INSTRUCTION >> Gather, from the listing beneath this task, every line holding the string "name".

ENTRIES SHOWN >>

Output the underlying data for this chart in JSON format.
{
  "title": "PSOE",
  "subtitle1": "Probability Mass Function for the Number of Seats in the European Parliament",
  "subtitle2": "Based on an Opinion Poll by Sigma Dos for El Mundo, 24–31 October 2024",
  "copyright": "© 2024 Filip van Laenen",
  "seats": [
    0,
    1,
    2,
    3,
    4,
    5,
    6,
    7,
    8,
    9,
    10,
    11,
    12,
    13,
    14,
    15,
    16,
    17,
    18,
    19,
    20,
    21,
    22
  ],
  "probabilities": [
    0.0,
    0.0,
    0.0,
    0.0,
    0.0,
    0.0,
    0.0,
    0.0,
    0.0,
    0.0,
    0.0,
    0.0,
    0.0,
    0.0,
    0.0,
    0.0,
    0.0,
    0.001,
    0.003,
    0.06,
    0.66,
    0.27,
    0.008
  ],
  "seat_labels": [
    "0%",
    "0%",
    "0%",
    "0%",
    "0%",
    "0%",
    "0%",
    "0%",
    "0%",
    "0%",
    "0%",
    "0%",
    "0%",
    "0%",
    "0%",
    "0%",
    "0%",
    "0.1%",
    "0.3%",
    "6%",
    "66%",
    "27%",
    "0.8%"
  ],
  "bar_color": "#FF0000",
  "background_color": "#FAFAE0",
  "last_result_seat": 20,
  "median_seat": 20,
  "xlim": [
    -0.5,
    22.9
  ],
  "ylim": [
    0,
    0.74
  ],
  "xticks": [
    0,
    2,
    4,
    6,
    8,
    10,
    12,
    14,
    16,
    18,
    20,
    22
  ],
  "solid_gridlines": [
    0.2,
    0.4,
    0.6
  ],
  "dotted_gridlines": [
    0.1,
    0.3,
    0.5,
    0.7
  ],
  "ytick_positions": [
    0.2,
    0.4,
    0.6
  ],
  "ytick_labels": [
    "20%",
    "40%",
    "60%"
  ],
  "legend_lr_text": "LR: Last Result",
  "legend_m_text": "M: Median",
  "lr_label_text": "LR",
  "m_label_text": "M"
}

* * *

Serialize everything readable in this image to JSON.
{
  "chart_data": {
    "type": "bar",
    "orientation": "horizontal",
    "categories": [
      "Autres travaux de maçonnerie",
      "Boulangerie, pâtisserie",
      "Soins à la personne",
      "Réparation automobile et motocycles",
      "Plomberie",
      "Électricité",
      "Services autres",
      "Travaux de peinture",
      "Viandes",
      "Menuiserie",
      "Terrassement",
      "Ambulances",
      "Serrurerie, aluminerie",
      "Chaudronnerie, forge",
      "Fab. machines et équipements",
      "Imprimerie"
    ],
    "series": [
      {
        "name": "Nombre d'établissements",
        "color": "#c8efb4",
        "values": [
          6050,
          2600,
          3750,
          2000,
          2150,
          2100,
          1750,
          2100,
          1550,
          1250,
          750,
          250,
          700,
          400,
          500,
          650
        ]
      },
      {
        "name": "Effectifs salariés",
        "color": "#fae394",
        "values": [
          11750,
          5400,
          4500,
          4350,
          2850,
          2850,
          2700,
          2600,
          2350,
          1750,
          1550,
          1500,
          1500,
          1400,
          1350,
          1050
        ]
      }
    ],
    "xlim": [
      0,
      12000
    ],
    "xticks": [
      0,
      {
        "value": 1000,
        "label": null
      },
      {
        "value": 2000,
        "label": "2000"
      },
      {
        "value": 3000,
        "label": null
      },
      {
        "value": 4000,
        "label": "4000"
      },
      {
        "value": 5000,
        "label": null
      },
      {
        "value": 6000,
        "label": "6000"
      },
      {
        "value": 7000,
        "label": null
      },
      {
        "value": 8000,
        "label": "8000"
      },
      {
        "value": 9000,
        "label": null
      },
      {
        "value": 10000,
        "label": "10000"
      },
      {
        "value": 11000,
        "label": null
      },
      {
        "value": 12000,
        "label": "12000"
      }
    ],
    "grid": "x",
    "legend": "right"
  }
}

SOLUTION TO THE PROBLEM >>
        "name": "Nombre d'établissements",
        "name": "Effectifs salariés",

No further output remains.